## WRITTEN TASK
Report how many lines of the records below include the word "所以听到伯夷风范的人". Give nothing but the number.

====== RECORDED DATA ======

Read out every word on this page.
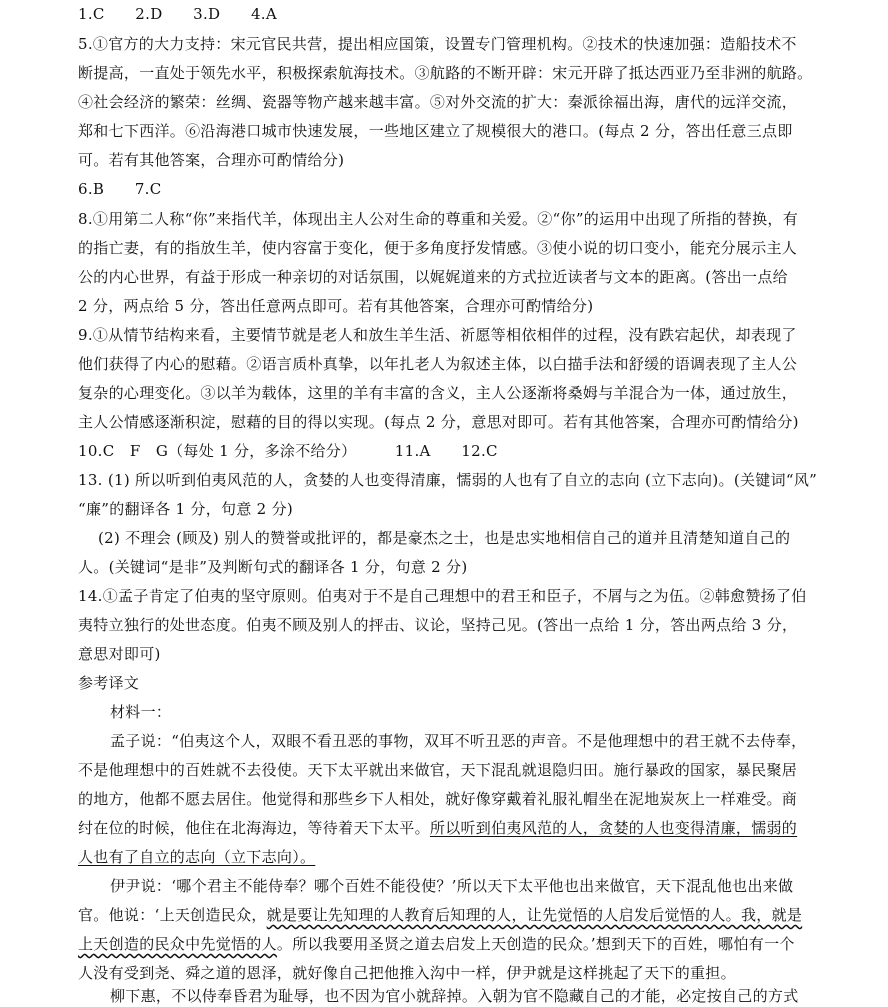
1.C　　2.D　　3.D　　4.A
5.①官方的大力支持：宋元官民共营，提出相应国策，设置专门管理机构。②技术的快速加强：造船技术不
断提高，一直处于领先水平，积极探索航海技术。③航路的不断开辟：宋元开辟了抵达西亚乃至非洲的航路。
④社会经济的繁荣：丝绸、瓷器等物产越来越丰富。⑤对外交流的扩大：秦派徐福出海，唐代的远洋交流，
郑和七下西洋。⑥沿海港口城市快速发展，一些地区建立了规模很大的港口。(每点 2 分，答出任意三点即
可。若有其他答案，合理亦可酌情给分)
6.B　　7.C
8.①用第二人称“你”来指代羊，体现出主人公对生命的尊重和关爱。②“你”的运用中出现了所指的替换，有
的指亡妻，有的指放生羊，使内容富于变化，便于多角度抒发情感。③使小说的切口变小，能充分展示主人
公的内心世界，有益于形成一种亲切的对话氛围，以娓娓道来的方式拉近读者与文本的距离。(答出一点给
2 分，两点给 5 分，答出任意两点即可。若有其他答案，合理亦可酌情给分)
9.①从情节结构来看，主要情节就是老人和放生羊生活、祈愿等相依相伴的过程，没有跌宕起伏，却表现了
他们获得了内心的慰藉。②语言质朴真挚，以年扎老人为叙述主体，以白描手法和舒缓的语调表现了主人公
复杂的心理变化。③以羊为载体，这里的羊有丰富的含义，主人公逐渐将桑姆与羊混合为一体，通过放生，
主人公情感逐渐积淀，慰藉的目的得以实现。(每点 2 分，意思对即可。若有其他答案，合理亦可酌情给分)
10.C　F　G（每处 1 分，多涂不给分）　　　11.A　　12.C
13. (1) 所以听到伯夷风范的人，贪婪的人也变得清廉，懦弱的人也有了自立的志向 (立下志向)。(关键词“风”
“廉”的翻译各 1 分，句意 2 分)
(2) 不理会 (顾及) 别人的赞誉或批评的，都是豪杰之士，也是忠实地相信自己的道并且清楚知道自己的
人。(关键词“是非”及判断句式的翻译各 1 分，句意 2 分)
14.①孟子肯定了伯夷的坚守原则。伯夷对于不是自己理想中的君王和臣子，不屑与之为伍。②韩愈赞扬了伯
夷特立独行的处世态度。伯夷不顾及别人的抨击、议论，坚持己见。(答出一点给 1 分，答出两点给 3 分，
意思对即可)
参考译文
材料一：
孟子说：“伯夷这个人，双眼不看丑恶的事物，双耳不听丑恶的声音。不是他理想中的君王就不去侍奉，
不是他理想中的百姓就不去役使。天下太平就出来做官，天下混乱就退隐归田。施行暴政的国家，暴民聚居
的地方，他都不愿去居住。他觉得和那些乡下人相处，就好像穿戴着礼服礼帽坐在泥地炭灰上一样难受。商
纣在位的时候，他住在北海海边，等待着天下太平。所以听到伯夷风范的人，贪婪的人也变得清廉，懦弱的
人也有了自立的志向（立下志向）。
伊尹说：‘哪个君主不能侍奉？哪个百姓不能役使？’所以天下太平他也出来做官，天下混乱他也出来做
官。他说：‘上天创造民众，就是要让先知理的人教育后知理的人，让先觉悟的人启发后觉悟的人。我，就是
上天创造的民众中先觉悟的人。所以我要用圣贤之道去启发上天创造的民众。’想到天下的百姓，哪怕有一个
人没有受到尧、舜之道的恩泽，就好像自己把他推入沟中一样，伊尹就是这样挑起了天下的重担。
柳下惠，不以侍奉昏君为耻辱，也不因为官小就辞掉。入朝为官不隐藏自己的才能，必定按自己的方式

======

## EXERCISE RESULT
2